Records:
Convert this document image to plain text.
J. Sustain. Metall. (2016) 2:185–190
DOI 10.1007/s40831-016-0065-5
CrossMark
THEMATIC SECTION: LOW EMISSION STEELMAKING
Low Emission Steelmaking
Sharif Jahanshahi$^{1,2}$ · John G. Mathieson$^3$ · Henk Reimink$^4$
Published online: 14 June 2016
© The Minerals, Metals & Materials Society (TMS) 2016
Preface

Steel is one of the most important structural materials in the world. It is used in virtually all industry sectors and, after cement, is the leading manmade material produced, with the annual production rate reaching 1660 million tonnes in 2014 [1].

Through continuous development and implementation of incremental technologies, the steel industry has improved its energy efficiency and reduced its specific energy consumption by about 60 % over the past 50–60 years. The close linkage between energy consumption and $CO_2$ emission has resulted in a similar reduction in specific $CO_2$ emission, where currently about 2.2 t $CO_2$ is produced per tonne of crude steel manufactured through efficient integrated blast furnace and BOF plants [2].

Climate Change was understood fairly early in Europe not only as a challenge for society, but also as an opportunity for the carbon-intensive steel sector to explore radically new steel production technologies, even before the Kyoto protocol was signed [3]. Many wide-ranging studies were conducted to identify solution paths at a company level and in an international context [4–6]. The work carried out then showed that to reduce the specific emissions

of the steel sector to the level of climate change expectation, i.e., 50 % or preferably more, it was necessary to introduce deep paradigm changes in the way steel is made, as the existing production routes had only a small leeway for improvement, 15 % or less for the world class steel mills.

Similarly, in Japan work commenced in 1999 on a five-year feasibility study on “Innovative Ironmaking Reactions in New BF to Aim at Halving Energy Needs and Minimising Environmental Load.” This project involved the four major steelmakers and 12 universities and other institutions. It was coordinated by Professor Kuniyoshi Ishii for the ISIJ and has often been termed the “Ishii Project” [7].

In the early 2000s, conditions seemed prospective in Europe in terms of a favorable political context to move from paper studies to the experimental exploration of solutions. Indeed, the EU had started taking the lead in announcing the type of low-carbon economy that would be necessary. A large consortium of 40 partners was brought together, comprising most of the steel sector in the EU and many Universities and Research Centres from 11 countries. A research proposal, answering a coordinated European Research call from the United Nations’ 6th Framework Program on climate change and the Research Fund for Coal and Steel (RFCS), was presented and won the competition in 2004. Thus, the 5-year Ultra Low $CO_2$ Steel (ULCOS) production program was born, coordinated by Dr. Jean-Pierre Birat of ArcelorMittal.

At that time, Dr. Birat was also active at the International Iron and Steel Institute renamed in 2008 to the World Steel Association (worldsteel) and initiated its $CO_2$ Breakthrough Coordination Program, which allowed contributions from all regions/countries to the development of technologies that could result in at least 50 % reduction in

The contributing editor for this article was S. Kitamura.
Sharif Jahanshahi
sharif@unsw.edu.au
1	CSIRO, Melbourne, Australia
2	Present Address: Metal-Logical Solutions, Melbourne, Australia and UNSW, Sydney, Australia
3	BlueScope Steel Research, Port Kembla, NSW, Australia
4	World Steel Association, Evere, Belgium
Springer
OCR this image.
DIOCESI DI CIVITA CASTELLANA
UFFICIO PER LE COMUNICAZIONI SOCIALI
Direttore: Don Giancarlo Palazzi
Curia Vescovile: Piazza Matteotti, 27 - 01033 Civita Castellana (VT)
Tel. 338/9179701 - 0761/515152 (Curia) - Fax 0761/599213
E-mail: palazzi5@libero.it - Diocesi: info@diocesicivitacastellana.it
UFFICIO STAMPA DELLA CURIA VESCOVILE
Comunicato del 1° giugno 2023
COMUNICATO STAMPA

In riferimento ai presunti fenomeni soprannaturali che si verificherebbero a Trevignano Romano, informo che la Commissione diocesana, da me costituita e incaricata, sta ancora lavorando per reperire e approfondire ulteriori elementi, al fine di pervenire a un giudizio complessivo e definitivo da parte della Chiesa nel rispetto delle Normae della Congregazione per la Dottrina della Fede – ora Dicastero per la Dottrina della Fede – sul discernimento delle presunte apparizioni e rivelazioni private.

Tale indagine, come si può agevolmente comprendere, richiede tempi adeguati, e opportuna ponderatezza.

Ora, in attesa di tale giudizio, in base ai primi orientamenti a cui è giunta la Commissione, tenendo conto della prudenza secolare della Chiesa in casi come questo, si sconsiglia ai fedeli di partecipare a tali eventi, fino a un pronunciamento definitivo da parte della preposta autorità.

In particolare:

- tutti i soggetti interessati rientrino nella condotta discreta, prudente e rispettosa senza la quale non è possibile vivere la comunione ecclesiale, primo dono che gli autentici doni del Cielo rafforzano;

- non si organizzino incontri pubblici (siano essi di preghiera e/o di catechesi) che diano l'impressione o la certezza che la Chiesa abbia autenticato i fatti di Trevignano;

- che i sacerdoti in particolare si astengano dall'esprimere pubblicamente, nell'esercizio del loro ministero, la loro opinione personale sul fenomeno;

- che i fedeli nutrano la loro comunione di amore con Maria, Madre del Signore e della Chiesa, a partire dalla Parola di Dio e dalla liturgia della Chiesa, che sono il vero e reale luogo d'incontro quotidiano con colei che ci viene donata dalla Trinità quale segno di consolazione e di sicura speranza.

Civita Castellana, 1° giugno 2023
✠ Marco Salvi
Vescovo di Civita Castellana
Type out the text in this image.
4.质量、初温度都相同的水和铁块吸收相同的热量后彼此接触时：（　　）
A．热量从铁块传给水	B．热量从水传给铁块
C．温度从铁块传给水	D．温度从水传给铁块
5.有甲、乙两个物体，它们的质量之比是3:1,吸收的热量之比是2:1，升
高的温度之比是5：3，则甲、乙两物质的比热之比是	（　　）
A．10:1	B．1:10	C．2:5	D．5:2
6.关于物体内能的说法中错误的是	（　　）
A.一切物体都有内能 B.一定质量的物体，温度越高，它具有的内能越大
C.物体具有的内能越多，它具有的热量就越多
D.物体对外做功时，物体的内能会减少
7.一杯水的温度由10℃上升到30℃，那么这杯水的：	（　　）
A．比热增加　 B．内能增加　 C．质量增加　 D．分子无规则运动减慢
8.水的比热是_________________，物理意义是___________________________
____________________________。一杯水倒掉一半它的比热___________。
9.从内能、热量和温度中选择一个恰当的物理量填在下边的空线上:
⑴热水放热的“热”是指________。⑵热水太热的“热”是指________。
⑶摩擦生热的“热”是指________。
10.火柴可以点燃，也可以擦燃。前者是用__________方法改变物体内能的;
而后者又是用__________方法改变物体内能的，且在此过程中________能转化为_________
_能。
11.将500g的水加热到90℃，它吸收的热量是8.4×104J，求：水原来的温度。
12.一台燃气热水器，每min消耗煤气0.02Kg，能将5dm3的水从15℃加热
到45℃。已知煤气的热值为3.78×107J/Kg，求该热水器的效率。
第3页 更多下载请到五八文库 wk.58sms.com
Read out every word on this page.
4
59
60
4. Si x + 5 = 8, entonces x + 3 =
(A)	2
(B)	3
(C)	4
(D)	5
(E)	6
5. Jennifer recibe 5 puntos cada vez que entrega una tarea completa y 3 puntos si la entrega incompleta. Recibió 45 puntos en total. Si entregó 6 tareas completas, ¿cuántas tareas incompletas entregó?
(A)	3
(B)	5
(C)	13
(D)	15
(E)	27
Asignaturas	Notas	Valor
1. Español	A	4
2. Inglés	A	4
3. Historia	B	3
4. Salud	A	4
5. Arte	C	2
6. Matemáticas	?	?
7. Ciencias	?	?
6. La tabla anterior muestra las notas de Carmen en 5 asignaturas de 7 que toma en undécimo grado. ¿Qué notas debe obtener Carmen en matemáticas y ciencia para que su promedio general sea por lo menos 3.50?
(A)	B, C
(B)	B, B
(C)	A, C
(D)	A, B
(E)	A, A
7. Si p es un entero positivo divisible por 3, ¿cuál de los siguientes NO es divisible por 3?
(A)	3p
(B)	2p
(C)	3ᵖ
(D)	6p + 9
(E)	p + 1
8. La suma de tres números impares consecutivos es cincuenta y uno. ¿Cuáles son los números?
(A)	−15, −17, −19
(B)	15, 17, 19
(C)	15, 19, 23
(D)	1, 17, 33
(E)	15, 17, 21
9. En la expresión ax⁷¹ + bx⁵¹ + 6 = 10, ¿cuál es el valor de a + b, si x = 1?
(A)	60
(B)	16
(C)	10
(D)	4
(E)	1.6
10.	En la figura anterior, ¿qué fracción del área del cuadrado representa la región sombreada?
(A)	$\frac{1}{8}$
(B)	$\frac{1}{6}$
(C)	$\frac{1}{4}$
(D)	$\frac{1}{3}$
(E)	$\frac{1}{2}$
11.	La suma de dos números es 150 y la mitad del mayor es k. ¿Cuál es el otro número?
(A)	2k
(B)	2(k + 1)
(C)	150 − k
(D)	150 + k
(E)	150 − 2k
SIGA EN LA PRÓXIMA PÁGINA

▸ **PROBLEM TO SOLVE**:
Note every line above where the string "Europe" shows up, and copy those lines.

▸ **TASK RESULT**:
Climate Change was understood fairly early in Europe not only as a challenge for society, but also as an opportunity for the carbon-intensive steel sector to explore radically new steel production technologies, even before the Kyoto protocol was signed [3]. Many wide-ranging studies were conducted to identify solution paths at a company level and in an international context [4–6]. The work carried out then showed that to reduce the specific emissions
In the early 2000s, conditions seemed prospective in Europe in terms of a favorable political context to move from paper studies to the experimental exploration of solutions. Indeed, the EU had started taking the lead in announcing the type of low-carbon economy that would be necessary. A large consortium of 40 partners was brought together, comprising most of the steel sector in the EU and many Universities and Research Centres from 11 countries. A research proposal, answering a coordinated European Research call from the United Nations’ 6th Framework Program on climate change and the Research Fund for Coal and Steel (RFCS), was presented and won the competition in 2004. Thus, the 5-year Ultra Low $CO_2$ Steel (ULCOS) production program was born, coordinated by Dr. Jean-Pierre Birat of ArcelorMittal.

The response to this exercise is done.